Given request –
Quote the whole listing exactly. Leave the pictures out of your copy.

Data records –

══════

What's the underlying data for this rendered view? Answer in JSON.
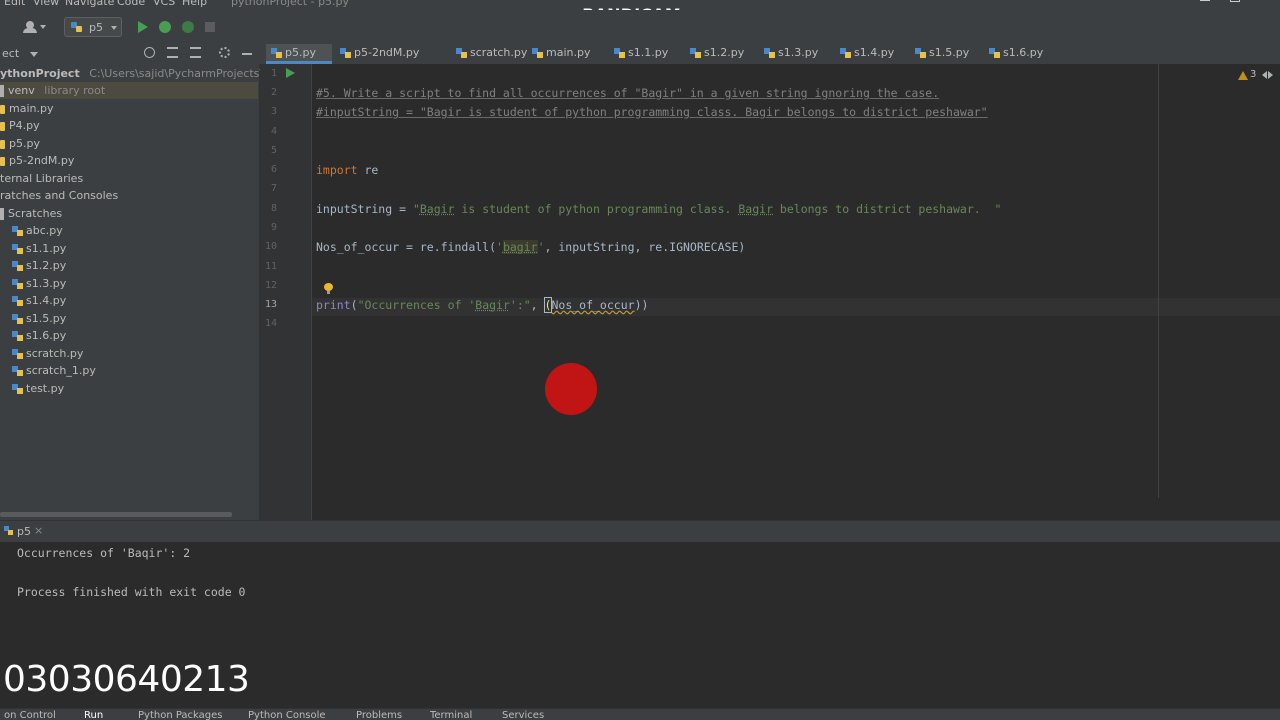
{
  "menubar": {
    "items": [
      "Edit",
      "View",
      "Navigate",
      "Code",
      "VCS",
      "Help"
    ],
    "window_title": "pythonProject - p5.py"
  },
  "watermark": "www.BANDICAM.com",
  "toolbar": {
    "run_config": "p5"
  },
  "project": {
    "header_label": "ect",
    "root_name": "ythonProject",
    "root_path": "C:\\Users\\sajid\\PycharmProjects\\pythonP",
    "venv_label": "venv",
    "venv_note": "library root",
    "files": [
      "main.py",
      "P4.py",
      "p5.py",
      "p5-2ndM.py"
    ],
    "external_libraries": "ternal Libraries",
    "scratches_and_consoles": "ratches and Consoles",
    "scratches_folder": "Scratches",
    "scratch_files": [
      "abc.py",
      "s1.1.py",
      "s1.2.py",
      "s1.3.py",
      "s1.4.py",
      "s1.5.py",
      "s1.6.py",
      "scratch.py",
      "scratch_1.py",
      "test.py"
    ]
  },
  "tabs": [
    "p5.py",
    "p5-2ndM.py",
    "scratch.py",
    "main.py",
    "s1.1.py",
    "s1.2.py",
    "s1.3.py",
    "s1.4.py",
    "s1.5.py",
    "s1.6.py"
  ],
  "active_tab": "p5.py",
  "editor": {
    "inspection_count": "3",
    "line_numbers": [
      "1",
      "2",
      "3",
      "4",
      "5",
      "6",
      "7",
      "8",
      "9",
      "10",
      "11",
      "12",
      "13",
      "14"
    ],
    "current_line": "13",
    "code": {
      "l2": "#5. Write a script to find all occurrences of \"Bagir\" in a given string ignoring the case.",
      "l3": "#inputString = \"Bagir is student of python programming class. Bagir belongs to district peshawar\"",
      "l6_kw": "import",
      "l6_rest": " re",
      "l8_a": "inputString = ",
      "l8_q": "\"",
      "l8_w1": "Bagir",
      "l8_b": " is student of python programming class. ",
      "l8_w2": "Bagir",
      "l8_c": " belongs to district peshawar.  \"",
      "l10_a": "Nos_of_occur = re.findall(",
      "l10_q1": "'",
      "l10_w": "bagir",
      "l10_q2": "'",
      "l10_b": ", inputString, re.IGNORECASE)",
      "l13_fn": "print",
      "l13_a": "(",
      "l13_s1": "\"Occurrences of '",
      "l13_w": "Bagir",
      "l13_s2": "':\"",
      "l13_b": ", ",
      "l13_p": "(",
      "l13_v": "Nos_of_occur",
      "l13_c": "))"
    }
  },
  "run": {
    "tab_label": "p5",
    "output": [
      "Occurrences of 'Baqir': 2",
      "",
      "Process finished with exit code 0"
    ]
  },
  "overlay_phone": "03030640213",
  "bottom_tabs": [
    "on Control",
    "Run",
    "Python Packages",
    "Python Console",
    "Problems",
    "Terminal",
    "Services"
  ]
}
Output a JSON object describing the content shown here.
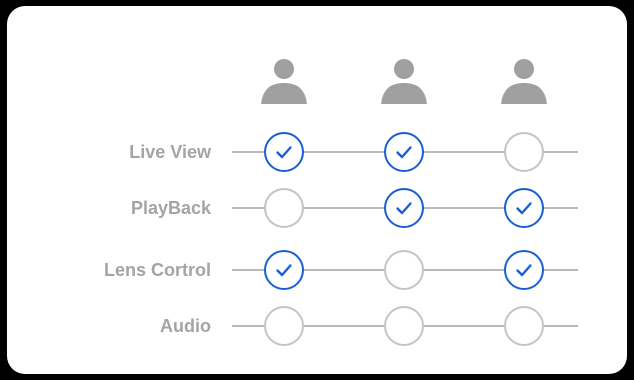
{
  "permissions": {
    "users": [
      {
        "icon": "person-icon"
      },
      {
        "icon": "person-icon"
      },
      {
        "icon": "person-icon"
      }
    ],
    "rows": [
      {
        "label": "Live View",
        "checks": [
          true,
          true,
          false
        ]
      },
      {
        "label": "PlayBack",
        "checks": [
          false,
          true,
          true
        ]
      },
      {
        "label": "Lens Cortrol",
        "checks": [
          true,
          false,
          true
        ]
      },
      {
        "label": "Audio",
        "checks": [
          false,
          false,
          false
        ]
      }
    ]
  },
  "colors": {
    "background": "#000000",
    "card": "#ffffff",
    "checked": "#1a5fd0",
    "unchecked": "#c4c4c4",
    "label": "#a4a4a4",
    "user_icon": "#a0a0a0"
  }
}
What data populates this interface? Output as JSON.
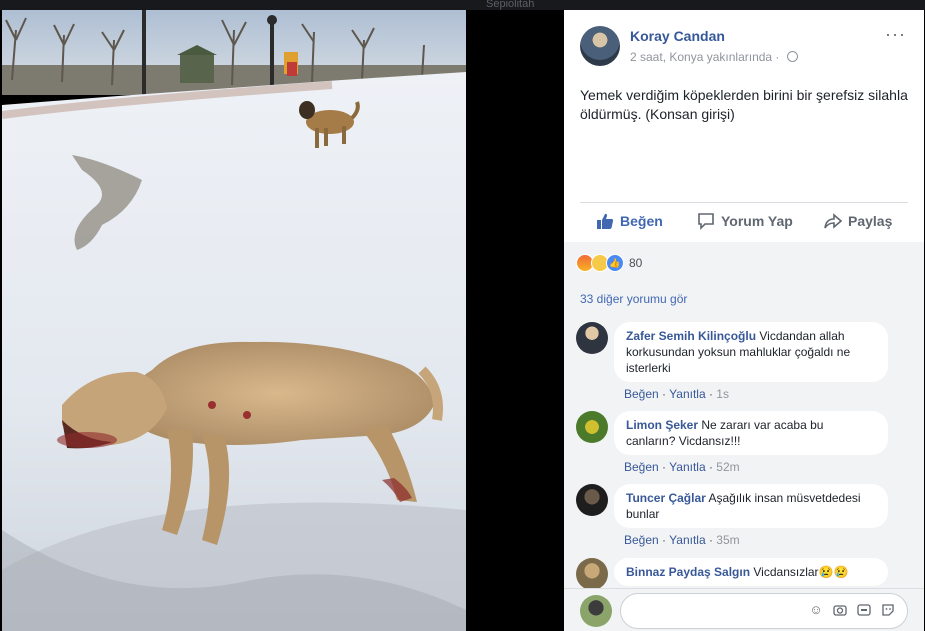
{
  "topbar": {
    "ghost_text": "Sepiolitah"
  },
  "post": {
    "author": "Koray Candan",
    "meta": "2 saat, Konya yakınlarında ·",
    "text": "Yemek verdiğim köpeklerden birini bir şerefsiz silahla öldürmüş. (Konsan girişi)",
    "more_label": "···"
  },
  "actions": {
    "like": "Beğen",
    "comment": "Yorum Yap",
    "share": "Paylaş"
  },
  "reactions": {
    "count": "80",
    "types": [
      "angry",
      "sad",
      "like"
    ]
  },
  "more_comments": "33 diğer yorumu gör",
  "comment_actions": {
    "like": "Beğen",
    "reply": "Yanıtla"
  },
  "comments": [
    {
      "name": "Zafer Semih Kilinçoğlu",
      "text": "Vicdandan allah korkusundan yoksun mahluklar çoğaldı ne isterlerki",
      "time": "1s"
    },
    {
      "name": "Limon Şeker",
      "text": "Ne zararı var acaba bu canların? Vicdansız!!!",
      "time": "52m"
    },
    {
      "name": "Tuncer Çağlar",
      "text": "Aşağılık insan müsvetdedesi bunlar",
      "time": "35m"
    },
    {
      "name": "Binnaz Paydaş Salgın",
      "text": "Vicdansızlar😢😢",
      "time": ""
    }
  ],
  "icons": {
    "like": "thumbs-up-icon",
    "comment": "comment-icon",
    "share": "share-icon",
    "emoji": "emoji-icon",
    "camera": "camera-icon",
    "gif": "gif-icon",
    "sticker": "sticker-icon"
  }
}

══════

Result for this task –
What's the underlying data for this rendered view? Answer in JSON.
{
  "menubar": {
    "items": [
      "Edit",
      "View",
      "Navigate",
      "Code",
      "VCS",
      "Help"
    ],
    "window_title": "pythonProject - p5.py"
  },
  "watermark": "www.BANDICAM.com",
  "toolbar": {
    "run_config": "p5"
  },
  "project": {
    "header_label": "ect",
    "root_name": "ythonProject",
    "root_path": "C:\\Users\\sajid\\PycharmProjects\\pythonP",
    "venv_label": "venv",
    "venv_note": "library root",
    "files": [
      "main.py",
      "P4.py",
      "p5.py",
      "p5-2ndM.py"
    ],
    "external_libraries": "ternal Libraries",
    "scratches_and_consoles": "ratches and Consoles",
    "scratches_folder": "Scratches",
    "scratch_files": [
      "abc.py",
      "s1.1.py",
      "s1.2.py",
      "s1.3.py",
      "s1.4.py",
      "s1.5.py",
      "s1.6.py",
      "scratch.py",
      "scratch_1.py",
      "test.py"
    ]
  },
  "tabs": [
    "p5.py",
    "p5-2ndM.py",
    "scratch.py",
    "main.py",
    "s1.1.py",
    "s1.2.py",
    "s1.3.py",
    "s1.4.py",
    "s1.5.py",
    "s1.6.py"
  ],
  "active_tab": "p5.py",
  "editor": {
    "inspection_count": "3",
    "line_numbers": [
      "1",
      "2",
      "3",
      "4",
      "5",
      "6",
      "7",
      "8",
      "9",
      "10",
      "11",
      "12",
      "13",
      "14"
    ],
    "current_line": "13",
    "code": {
      "l2": "#5. Write a script to find all occurrences of \"Bagir\" in a given string ignoring the case.",
      "l3": "#inputString = \"Bagir is student of python programming class. Bagir belongs to district peshawar\"",
      "l6_kw": "import",
      "l6_rest": " re",
      "l8_a": "inputString = ",
      "l8_q": "\"",
      "l8_w1": "Bagir",
      "l8_b": " is student of python programming class. ",
      "l8_w2": "Bagir",
      "l8_c": " belongs to district peshawar.  \"",
      "l10_a": "Nos_of_occur = re.findall(",
      "l10_q1": "'",
      "l10_w": "bagir",
      "l10_q2": "'",
      "l10_b": ", inputString, re.IGNORECASE)",
      "l13_fn": "print",
      "l13_a": "(",
      "l13_s1": "\"Occurrences of '",
      "l13_w": "Bagir",
      "l13_s2": "':\"",
      "l13_b": ", ",
      "l13_p": "(",
      "l13_v": "Nos_of_occur",
      "l13_c": "))"
    }
  },
  "run": {
    "tab_label": "p5",
    "output": [
      "Occurrences of 'Baqir': 2",
      "",
      "Process finished with exit code 0"
    ]
  },
  "overlay_phone": "03030640213",
  "bottom_tabs": [
    "on Control",
    "Run",
    "Python Packages",
    "Python Console",
    "Problems",
    "Terminal",
    "Services"
  ]
}
Output a JSON object describing the content shown here.
{
  "permissions": {
    "users": [
      {
        "icon": "person-icon"
      },
      {
        "icon": "person-icon"
      },
      {
        "icon": "person-icon"
      }
    ],
    "rows": [
      {
        "label": "Live View",
        "checks": [
          true,
          true,
          false
        ]
      },
      {
        "label": "PlayBack",
        "checks": [
          false,
          true,
          true
        ]
      },
      {
        "label": "Lens Cortrol",
        "checks": [
          true,
          false,
          true
        ]
      },
      {
        "label": "Audio",
        "checks": [
          false,
          false,
          false
        ]
      }
    ]
  },
  "colors": {
    "background": "#000000",
    "card": "#ffffff",
    "checked": "#1a5fd0",
    "unchecked": "#c4c4c4",
    "label": "#a4a4a4",
    "user_icon": "#a0a0a0"
  }
}
What data populates this interface? Output as JSON.
{
  "topbar": {
    "ghost_text": "Sepiolitah"
  },
  "post": {
    "author": "Koray Candan",
    "meta": "2 saat, Konya yakınlarında ·",
    "text": "Yemek verdiğim köpeklerden birini bir şerefsiz silahla öldürmüş. (Konsan girişi)",
    "more_label": "···"
  },
  "actions": {
    "like": "Beğen",
    "comment": "Yorum Yap",
    "share": "Paylaş"
  },
  "reactions": {
    "count": "80",
    "types": [
      "angry",
      "sad",
      "like"
    ]
  },
  "more_comments": "33 diğer yorumu gör",
  "comment_actions": {
    "like": "Beğen",
    "reply": "Yanıtla"
  },
  "comments": [
    {
      "name": "Zafer Semih Kilinçoğlu",
      "text": "Vicdandan allah korkusundan yoksun mahluklar çoğaldı ne isterlerki",
      "time": "1s"
    },
    {
      "name": "Limon Şeker",
      "text": "Ne zararı var acaba bu canların? Vicdansız!!!",
      "time": "52m"
    },
    {
      "name": "Tuncer Çağlar",
      "text": "Aşağılık insan müsvetdedesi bunlar",
      "time": "35m"
    },
    {
      "name": "Binnaz Paydaş Salgın",
      "text": "Vicdansızlar😢😢",
      "time": ""
    }
  ],
  "icons": {
    "like": "thumbs-up-icon",
    "comment": "comment-icon",
    "share": "share-icon",
    "emoji": "emoji-icon",
    "camera": "camera-icon",
    "gif": "gif-icon",
    "sticker": "sticker-icon"
  }
}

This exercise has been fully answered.